**** SUPPLIED DATA

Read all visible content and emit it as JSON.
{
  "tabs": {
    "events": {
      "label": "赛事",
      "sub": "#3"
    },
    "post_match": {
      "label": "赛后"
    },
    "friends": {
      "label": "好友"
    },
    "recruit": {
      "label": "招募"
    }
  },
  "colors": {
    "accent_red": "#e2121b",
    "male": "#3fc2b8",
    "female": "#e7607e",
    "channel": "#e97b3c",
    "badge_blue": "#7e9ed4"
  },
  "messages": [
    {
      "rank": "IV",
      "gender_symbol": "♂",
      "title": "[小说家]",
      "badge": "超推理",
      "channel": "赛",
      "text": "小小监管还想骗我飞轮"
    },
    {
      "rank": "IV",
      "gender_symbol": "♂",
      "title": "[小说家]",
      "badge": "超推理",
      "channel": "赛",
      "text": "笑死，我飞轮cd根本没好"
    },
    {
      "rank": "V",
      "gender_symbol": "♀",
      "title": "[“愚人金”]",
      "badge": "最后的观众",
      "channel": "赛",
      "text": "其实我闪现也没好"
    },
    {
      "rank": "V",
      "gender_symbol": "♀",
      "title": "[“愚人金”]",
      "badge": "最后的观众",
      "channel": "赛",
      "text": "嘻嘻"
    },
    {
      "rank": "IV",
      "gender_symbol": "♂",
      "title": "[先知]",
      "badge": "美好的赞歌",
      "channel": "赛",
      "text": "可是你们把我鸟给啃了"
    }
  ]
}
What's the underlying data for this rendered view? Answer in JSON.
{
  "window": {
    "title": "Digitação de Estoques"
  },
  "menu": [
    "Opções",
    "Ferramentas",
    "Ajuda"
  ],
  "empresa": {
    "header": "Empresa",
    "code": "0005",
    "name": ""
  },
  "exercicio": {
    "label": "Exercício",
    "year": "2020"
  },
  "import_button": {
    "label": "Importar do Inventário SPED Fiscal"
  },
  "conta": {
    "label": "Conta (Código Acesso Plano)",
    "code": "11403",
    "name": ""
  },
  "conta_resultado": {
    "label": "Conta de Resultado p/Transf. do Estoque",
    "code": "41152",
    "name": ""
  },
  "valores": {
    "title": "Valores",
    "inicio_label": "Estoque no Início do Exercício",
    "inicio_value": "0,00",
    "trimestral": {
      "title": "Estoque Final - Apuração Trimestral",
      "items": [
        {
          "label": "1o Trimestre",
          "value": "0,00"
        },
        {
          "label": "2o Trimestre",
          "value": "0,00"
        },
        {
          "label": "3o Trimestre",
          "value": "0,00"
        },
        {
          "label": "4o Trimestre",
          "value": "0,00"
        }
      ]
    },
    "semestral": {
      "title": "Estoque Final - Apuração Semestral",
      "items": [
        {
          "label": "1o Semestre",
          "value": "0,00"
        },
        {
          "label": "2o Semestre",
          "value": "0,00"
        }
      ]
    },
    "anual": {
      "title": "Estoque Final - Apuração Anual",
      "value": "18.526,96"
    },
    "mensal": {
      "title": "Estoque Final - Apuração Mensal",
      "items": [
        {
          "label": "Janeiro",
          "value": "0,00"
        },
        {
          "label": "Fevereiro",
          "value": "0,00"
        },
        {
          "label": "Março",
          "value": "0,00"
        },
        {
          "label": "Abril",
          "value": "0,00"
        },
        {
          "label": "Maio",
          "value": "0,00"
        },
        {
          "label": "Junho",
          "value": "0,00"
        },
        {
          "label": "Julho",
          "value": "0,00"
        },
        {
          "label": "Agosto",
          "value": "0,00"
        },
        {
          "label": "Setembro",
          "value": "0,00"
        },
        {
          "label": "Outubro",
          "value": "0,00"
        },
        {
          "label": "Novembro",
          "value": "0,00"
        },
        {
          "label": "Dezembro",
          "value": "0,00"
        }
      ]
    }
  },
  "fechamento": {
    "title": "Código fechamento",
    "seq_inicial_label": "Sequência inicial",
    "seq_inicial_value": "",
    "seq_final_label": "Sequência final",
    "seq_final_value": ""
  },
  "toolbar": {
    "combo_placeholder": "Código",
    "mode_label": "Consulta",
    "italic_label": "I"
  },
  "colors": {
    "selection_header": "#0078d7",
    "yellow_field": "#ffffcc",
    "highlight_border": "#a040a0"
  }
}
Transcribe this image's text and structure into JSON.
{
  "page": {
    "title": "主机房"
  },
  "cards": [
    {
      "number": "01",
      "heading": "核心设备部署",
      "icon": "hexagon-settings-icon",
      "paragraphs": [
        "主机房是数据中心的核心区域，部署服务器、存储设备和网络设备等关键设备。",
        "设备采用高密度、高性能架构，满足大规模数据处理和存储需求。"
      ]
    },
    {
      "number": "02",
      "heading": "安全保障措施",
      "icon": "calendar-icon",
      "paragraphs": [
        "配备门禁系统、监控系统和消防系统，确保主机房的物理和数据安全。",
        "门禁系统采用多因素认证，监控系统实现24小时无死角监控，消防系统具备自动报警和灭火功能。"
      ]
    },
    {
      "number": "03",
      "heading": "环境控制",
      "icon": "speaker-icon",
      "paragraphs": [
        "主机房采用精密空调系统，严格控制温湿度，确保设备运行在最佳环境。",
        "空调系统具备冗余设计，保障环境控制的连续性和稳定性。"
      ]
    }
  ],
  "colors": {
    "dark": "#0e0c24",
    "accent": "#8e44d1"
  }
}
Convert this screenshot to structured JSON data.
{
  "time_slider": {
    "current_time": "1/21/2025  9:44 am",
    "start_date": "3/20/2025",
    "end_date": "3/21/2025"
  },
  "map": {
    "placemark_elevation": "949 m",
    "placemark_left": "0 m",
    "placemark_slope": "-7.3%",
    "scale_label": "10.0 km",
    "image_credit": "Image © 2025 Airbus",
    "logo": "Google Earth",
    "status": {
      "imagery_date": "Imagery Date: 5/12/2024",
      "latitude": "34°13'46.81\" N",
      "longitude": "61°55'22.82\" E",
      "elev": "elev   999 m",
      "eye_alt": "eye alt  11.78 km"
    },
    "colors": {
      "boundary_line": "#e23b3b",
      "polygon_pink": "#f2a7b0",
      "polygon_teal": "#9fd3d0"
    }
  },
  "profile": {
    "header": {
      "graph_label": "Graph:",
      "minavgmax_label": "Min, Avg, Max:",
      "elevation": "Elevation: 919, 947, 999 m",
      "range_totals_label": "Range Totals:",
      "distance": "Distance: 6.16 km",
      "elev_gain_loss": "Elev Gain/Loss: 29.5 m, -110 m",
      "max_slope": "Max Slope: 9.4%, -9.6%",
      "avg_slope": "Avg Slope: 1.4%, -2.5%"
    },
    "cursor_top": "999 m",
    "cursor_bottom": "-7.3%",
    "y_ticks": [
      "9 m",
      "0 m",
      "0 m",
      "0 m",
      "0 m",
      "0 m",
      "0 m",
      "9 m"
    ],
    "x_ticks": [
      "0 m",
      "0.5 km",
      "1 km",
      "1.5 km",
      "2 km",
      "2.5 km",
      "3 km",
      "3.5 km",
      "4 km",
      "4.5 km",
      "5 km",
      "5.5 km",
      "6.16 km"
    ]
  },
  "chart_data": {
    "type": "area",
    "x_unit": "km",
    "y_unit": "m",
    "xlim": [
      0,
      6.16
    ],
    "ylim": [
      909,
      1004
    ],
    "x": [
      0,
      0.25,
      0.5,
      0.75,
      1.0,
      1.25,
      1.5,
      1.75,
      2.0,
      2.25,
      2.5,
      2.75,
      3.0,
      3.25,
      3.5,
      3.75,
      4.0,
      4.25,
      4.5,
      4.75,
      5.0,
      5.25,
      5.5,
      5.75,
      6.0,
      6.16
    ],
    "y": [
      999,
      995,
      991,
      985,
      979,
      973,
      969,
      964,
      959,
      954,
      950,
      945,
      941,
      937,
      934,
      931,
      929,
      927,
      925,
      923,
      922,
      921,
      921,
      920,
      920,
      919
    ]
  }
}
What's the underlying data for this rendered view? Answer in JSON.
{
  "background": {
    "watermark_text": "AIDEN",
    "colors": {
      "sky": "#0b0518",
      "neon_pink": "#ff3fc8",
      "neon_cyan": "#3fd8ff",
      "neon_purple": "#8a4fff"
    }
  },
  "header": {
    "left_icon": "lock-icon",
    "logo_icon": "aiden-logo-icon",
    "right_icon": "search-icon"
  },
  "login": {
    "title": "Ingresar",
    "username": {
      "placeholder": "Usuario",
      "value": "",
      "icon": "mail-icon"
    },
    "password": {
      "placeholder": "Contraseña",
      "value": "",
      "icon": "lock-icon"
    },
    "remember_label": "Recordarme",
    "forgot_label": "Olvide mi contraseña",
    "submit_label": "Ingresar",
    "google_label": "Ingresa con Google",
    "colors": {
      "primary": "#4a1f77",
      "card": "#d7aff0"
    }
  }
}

********

■ GIVEN INSTRUCTION ■
From the data above, copy each line that holds "Trimestre".

■ SOLUTION TO THE EXERCISE ■
          "label": "1o Trimestre",
          "label": "2o Trimestre",
          "label": "3o Trimestre",
          "label": "4o Trimestre",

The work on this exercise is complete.